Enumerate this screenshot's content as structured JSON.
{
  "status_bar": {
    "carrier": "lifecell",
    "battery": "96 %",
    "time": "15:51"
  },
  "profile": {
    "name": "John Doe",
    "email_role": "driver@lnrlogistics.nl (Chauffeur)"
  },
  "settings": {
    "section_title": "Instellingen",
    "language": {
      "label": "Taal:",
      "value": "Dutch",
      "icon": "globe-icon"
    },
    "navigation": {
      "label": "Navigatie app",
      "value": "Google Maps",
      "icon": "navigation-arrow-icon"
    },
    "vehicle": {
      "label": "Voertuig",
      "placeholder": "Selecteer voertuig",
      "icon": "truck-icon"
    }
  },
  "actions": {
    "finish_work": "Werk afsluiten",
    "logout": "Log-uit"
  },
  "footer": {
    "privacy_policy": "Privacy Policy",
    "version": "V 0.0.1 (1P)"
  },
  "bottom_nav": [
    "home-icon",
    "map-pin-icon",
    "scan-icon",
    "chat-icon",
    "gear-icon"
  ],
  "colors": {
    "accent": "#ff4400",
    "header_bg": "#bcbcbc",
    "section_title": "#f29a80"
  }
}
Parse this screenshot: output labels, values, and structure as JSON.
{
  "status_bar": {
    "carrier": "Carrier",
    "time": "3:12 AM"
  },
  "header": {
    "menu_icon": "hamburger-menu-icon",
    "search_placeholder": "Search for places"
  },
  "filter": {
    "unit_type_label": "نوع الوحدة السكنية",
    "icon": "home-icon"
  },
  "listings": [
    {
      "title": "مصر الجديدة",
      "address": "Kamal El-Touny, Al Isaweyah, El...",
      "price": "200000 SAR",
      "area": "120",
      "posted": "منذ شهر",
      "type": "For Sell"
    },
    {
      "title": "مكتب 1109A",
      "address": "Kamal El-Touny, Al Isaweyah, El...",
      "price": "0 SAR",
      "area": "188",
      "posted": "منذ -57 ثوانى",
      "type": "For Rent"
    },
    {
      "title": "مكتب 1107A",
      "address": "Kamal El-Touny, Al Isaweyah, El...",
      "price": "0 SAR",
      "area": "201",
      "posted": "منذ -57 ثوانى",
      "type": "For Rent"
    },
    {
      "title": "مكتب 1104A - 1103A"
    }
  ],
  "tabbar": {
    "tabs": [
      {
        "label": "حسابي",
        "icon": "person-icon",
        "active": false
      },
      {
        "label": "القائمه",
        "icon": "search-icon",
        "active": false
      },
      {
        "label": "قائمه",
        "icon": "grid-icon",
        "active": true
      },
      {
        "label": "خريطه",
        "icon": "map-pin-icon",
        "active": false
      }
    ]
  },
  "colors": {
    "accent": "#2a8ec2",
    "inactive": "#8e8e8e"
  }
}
+++
Directions: Reproduce all of the entries word for word.

The response:
Enumerate this screenshot's content as structured JSON.
{
  "status_bar": {
    "carrier": "lifecell",
    "battery": "96 %",
    "time": "15:51"
  },
  "profile": {
    "name": "John Doe",
    "email_role": "driver@lnrlogistics.nl (Chauffeur)"
  },
  "settings": {
    "section_title": "Instellingen",
    "language": {
      "label": "Taal:",
      "value": "Dutch",
      "icon": "globe-icon"
    },
    "navigation": {
      "label": "Navigatie app",
      "value": "Google Maps",
      "icon": "navigation-arrow-icon"
    },
    "vehicle": {
      "label": "Voertuig",
      "placeholder": "Selecteer voertuig",
      "icon": "truck-icon"
    }
  },
  "actions": {
    "finish_work": "Werk afsluiten",
    "logout": "Log-uit"
  },
  "footer": {
    "privacy_policy": "Privacy Policy",
    "version": "V 0.0.1 (1P)"
  },
  "bottom_nav": [
    "home-icon",
    "map-pin-icon",
    "scan-icon",
    "chat-icon",
    "gear-icon"
  ],
  "colors": {
    "accent": "#ff4400",
    "header_bg": "#bcbcbc",
    "section_title": "#f29a80"
  }
}
Parse this screenshot: output labels, values, and structure as JSON.
{
  "status_bar": {
    "carrier": "Carrier",
    "time": "3:12 AM"
  },
  "header": {
    "menu_icon": "hamburger-menu-icon",
    "search_placeholder": "Search for places"
  },
  "filter": {
    "unit_type_label": "نوع الوحدة السكنية",
    "icon": "home-icon"
  },
  "listings": [
    {
      "title": "مصر الجديدة",
      "address": "Kamal El-Touny, Al Isaweyah, El...",
      "price": "200000 SAR",
      "area": "120",
      "posted": "منذ شهر",
      "type": "For Sell"
    },
    {
      "title": "مكتب 1109A",
      "address": "Kamal El-Touny, Al Isaweyah, El...",
      "price": "0 SAR",
      "area": "188",
      "posted": "منذ -57 ثوانى",
      "type": "For Rent"
    },
    {
      "title": "مكتب 1107A",
      "address": "Kamal El-Touny, Al Isaweyah, El...",
      "price": "0 SAR",
      "area": "201",
      "posted": "منذ -57 ثوانى",
      "type": "For Rent"
    },
    {
      "title": "مكتب 1104A - 1103A"
    }
  ],
  "tabbar": {
    "tabs": [
      {
        "label": "حسابي",
        "icon": "person-icon",
        "active": false
      },
      {
        "label": "القائمه",
        "icon": "search-icon",
        "active": false
      },
      {
        "label": "قائمه",
        "icon": "grid-icon",
        "active": true
      },
      {
        "label": "خريطه",
        "icon": "map-pin-icon",
        "active": false
      }
    ]
  },
  "colors": {
    "accent": "#2a8ec2",
    "inactive": "#8e8e8e"
  }
}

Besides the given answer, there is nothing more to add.